DO THIS: Determine how many lines contain the string "全国新建商品房销售面积及销售额增速", then reply with that figure only.

--- BEGIN DATA ---

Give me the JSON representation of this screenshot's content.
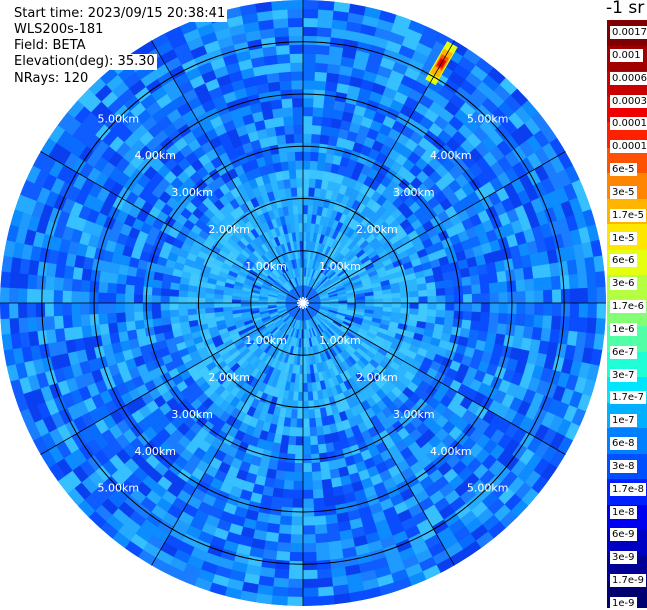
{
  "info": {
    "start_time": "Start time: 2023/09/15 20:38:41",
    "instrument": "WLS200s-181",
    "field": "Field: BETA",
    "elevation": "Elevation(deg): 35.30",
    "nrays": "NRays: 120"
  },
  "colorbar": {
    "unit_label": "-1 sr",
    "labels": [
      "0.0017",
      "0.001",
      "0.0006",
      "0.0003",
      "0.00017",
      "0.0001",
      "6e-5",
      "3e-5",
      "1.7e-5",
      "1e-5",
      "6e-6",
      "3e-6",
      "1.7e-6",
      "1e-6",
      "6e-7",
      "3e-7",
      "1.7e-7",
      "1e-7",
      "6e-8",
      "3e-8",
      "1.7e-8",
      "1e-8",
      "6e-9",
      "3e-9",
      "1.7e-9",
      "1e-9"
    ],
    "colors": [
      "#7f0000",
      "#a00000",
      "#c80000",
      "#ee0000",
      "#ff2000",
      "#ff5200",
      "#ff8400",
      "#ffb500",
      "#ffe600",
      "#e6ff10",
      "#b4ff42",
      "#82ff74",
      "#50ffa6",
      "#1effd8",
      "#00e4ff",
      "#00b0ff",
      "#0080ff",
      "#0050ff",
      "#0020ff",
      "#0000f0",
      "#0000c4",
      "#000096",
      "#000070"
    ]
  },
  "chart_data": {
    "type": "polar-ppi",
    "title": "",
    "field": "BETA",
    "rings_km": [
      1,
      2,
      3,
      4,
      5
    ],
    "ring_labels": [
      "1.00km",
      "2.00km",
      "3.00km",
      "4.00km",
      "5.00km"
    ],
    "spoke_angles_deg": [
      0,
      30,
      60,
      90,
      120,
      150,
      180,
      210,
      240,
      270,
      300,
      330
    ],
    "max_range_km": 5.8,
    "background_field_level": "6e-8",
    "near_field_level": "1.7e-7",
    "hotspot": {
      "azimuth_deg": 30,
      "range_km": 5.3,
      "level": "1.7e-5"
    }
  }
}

--- END DATA ---
--- BEGIN DATA ---

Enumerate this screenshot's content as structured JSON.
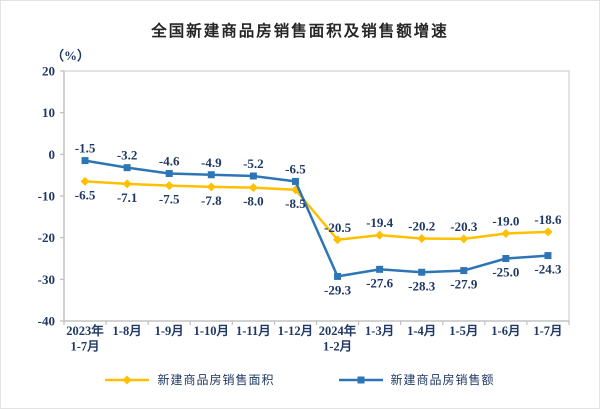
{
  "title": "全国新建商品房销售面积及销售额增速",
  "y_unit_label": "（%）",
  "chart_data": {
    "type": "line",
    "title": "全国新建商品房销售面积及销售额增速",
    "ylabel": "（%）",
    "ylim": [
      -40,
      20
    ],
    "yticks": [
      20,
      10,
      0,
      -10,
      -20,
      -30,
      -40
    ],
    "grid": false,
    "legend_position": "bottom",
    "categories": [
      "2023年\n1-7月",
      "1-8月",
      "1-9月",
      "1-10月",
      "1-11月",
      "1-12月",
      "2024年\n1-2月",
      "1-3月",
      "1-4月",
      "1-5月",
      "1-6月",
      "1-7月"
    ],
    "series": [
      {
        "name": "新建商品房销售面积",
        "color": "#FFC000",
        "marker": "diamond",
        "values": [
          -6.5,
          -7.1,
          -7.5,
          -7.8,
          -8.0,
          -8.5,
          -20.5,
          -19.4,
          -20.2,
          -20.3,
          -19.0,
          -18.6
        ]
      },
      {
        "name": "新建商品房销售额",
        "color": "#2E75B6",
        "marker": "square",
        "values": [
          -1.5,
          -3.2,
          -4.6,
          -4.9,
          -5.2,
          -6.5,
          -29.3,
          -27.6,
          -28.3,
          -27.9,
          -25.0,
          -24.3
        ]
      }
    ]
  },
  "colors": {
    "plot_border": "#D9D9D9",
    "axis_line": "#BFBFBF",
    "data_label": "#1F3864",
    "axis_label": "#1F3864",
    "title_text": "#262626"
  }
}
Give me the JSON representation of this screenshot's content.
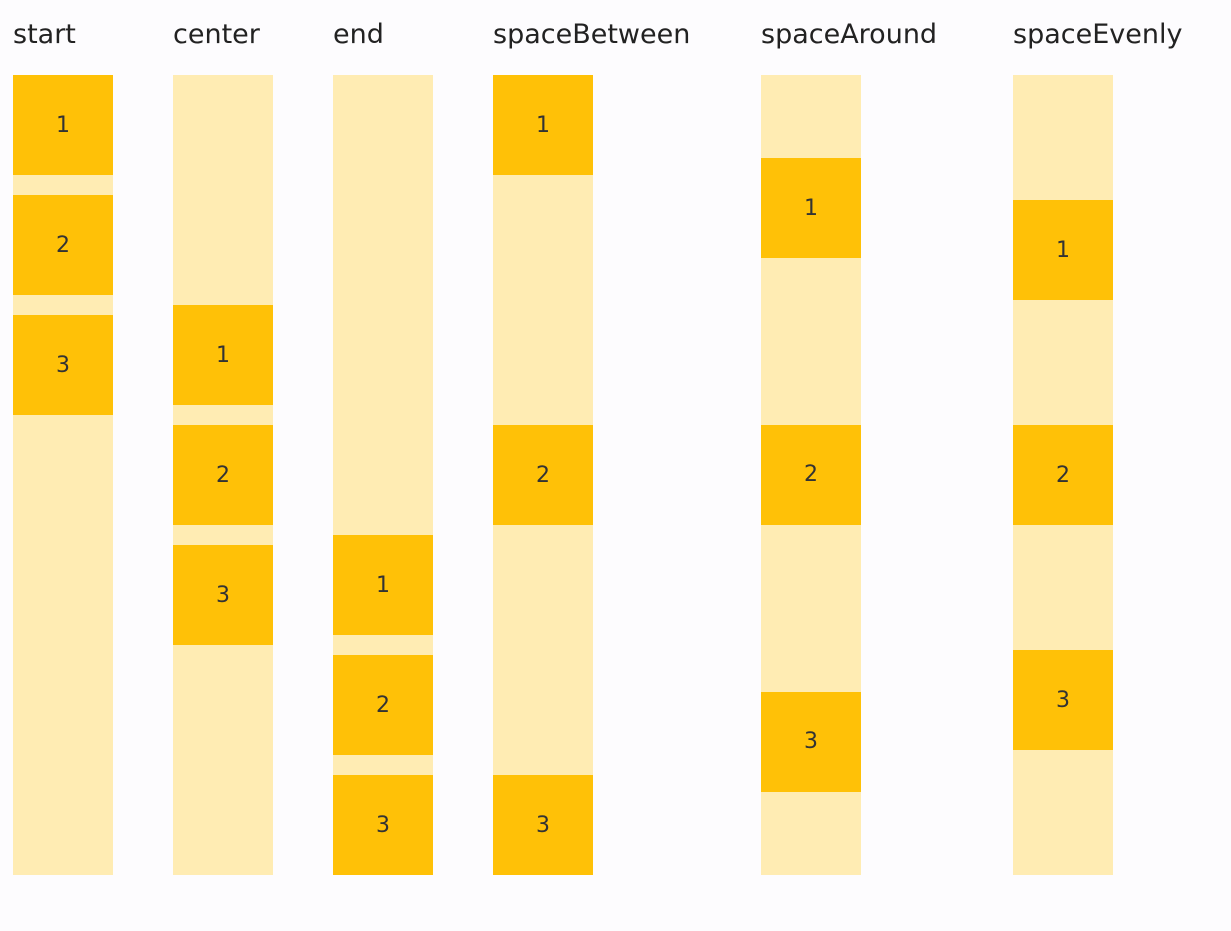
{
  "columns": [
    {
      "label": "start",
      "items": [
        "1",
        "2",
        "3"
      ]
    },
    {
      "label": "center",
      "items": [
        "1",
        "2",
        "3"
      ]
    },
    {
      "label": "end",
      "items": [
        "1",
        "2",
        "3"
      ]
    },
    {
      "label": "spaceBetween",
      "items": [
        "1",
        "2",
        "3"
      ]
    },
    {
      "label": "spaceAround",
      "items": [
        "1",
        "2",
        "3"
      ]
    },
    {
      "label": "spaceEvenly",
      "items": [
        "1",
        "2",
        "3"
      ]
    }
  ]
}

--- END DATA ---

TASK SOLUTION: 2